## BEGIN

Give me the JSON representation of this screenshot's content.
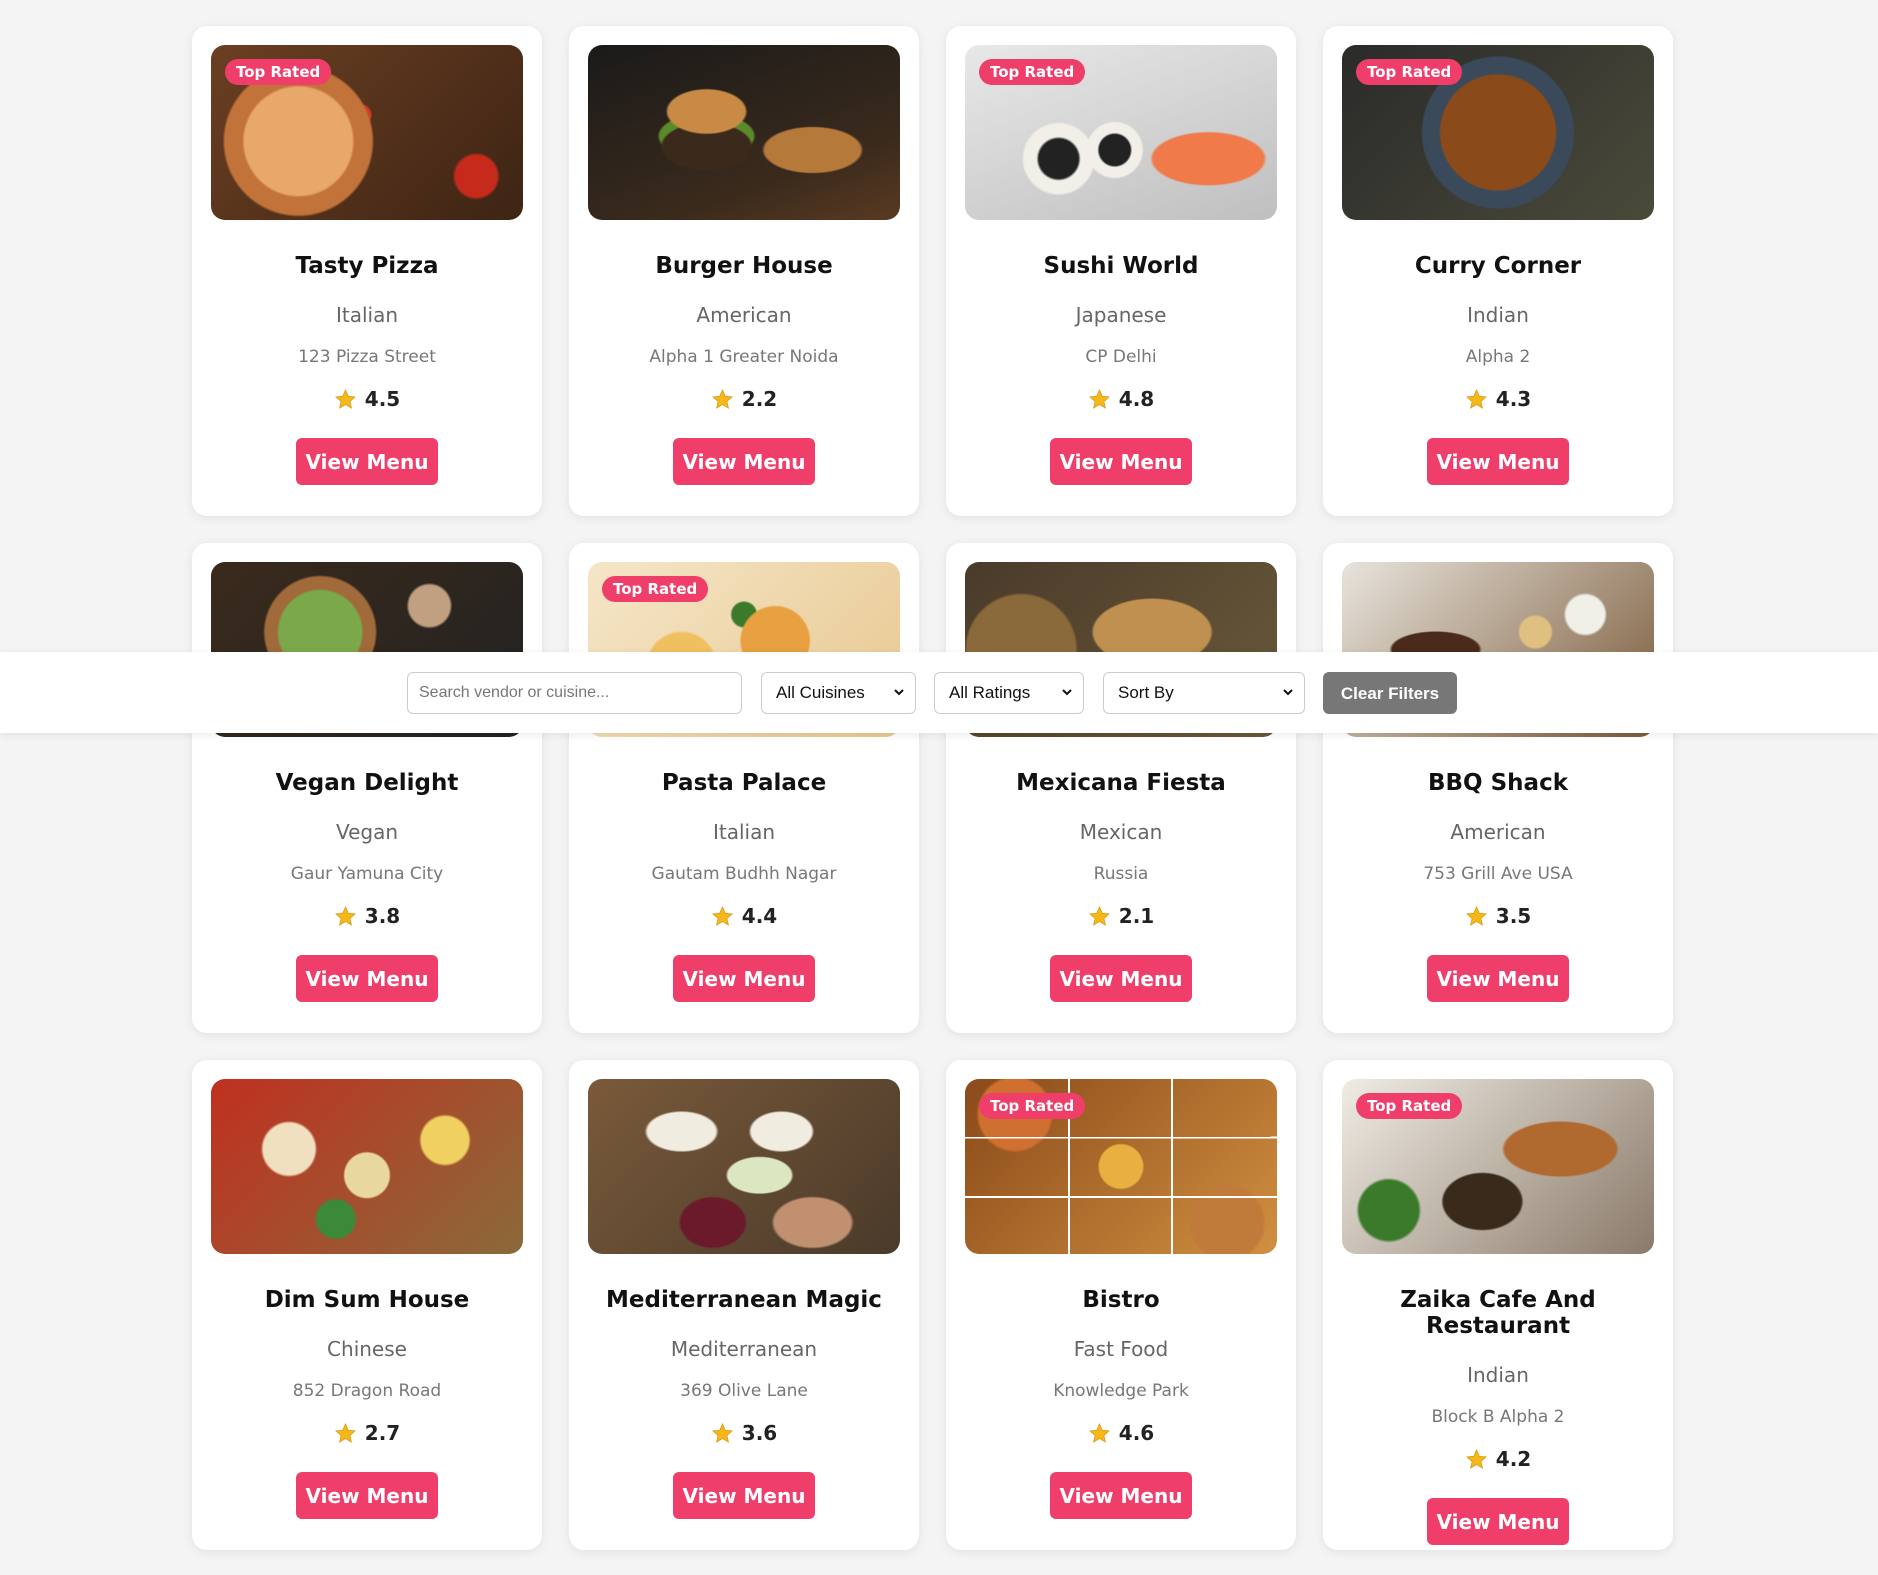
{
  "filters": {
    "search_placeholder": "Search vendor or cuisine...",
    "cuisine_select": "All Cuisines",
    "rating_select": "All Ratings",
    "sort_select": "Sort By",
    "clear_button": "Clear Filters"
  },
  "badge_label": "Top Rated",
  "button_label": "View Menu",
  "colors": {
    "accent": "#f03e6b",
    "star": "#f5b81b",
    "clear_button": "#777777"
  },
  "vendors": [
    {
      "name": "Tasty Pizza",
      "cuisine": "Italian",
      "address": "123 Pizza Street",
      "rating": "4.5",
      "top_rated": true,
      "image": "pizza"
    },
    {
      "name": "Burger House",
      "cuisine": "American",
      "address": "Alpha 1 Greater Noida",
      "rating": "2.2",
      "top_rated": false,
      "image": "burger"
    },
    {
      "name": "Sushi World",
      "cuisine": "Japanese",
      "address": "CP Delhi",
      "rating": "4.8",
      "top_rated": true,
      "image": "sushi"
    },
    {
      "name": "Curry Corner",
      "cuisine": "Indian",
      "address": "Alpha 2",
      "rating": "4.3",
      "top_rated": true,
      "image": "curry"
    },
    {
      "name": "Vegan Delight",
      "cuisine": "Vegan",
      "address": "Gaur Yamuna City",
      "rating": "3.8",
      "top_rated": false,
      "image": "vegan"
    },
    {
      "name": "Pasta Palace",
      "cuisine": "Italian",
      "address": "Gautam Budhh Nagar",
      "rating": "4.4",
      "top_rated": true,
      "image": "pasta"
    },
    {
      "name": "Mexicana Fiesta",
      "cuisine": "Mexican",
      "address": "Russia",
      "rating": "2.1",
      "top_rated": false,
      "image": "mexican"
    },
    {
      "name": "BBQ Shack",
      "cuisine": "American",
      "address": "753 Grill Ave USA",
      "rating": "3.5",
      "top_rated": false,
      "image": "bbq"
    },
    {
      "name": "Dim Sum House",
      "cuisine": "Chinese",
      "address": "852 Dragon Road",
      "rating": "2.7",
      "top_rated": false,
      "image": "dimsum"
    },
    {
      "name": "Mediterranean Magic",
      "cuisine": "Mediterranean",
      "address": "369 Olive Lane",
      "rating": "3.6",
      "top_rated": false,
      "image": "mediterranean"
    },
    {
      "name": "Bistro",
      "cuisine": "Fast Food",
      "address": "Knowledge Park",
      "rating": "4.6",
      "top_rated": true,
      "image": "fastfood"
    },
    {
      "name": "Zaika Cafe And Restaurant",
      "cuisine": "Indian",
      "address": "Block B Alpha 2",
      "rating": "4.2",
      "top_rated": true,
      "image": "zaika"
    }
  ]
}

## END

Directive:
Pictures stay out of the copy; please restate every record above exactly.

Response to the task:
Give me the JSON representation of this screenshot's content.
{
  "filters": {
    "search_placeholder": "Search vendor or cuisine...",
    "cuisine_select": "All Cuisines",
    "rating_select": "All Ratings",
    "sort_select": "Sort By",
    "clear_button": "Clear Filters"
  },
  "badge_label": "Top Rated",
  "button_label": "View Menu",
  "colors": {
    "accent": "#f03e6b",
    "star": "#f5b81b",
    "clear_button": "#777777"
  },
  "vendors": [
    {
      "name": "Tasty Pizza",
      "cuisine": "Italian",
      "address": "123 Pizza Street",
      "rating": "4.5",
      "top_rated": true,
      "image": "pizza"
    },
    {
      "name": "Burger House",
      "cuisine": "American",
      "address": "Alpha 1 Greater Noida",
      "rating": "2.2",
      "top_rated": false,
      "image": "burger"
    },
    {
      "name": "Sushi World",
      "cuisine": "Japanese",
      "address": "CP Delhi",
      "rating": "4.8",
      "top_rated": true,
      "image": "sushi"
    },
    {
      "name": "Curry Corner",
      "cuisine": "Indian",
      "address": "Alpha 2",
      "rating": "4.3",
      "top_rated": true,
      "image": "curry"
    },
    {
      "name": "Vegan Delight",
      "cuisine": "Vegan",
      "address": "Gaur Yamuna City",
      "rating": "3.8",
      "top_rated": false,
      "image": "vegan"
    },
    {
      "name": "Pasta Palace",
      "cuisine": "Italian",
      "address": "Gautam Budhh Nagar",
      "rating": "4.4",
      "top_rated": true,
      "image": "pasta"
    },
    {
      "name": "Mexicana Fiesta",
      "cuisine": "Mexican",
      "address": "Russia",
      "rating": "2.1",
      "top_rated": false,
      "image": "mexican"
    },
    {
      "name": "BBQ Shack",
      "cuisine": "American",
      "address": "753 Grill Ave USA",
      "rating": "3.5",
      "top_rated": false,
      "image": "bbq"
    },
    {
      "name": "Dim Sum House",
      "cuisine": "Chinese",
      "address": "852 Dragon Road",
      "rating": "2.7",
      "top_rated": false,
      "image": "dimsum"
    },
    {
      "name": "Mediterranean Magic",
      "cuisine": "Mediterranean",
      "address": "369 Olive Lane",
      "rating": "3.6",
      "top_rated": false,
      "image": "mediterranean"
    },
    {
      "name": "Bistro",
      "cuisine": "Fast Food",
      "address": "Knowledge Park",
      "rating": "4.6",
      "top_rated": true,
      "image": "fastfood"
    },
    {
      "name": "Zaika Cafe And Restaurant",
      "cuisine": "Indian",
      "address": "Block B Alpha 2",
      "rating": "4.2",
      "top_rated": true,
      "image": "zaika"
    }
  ]
}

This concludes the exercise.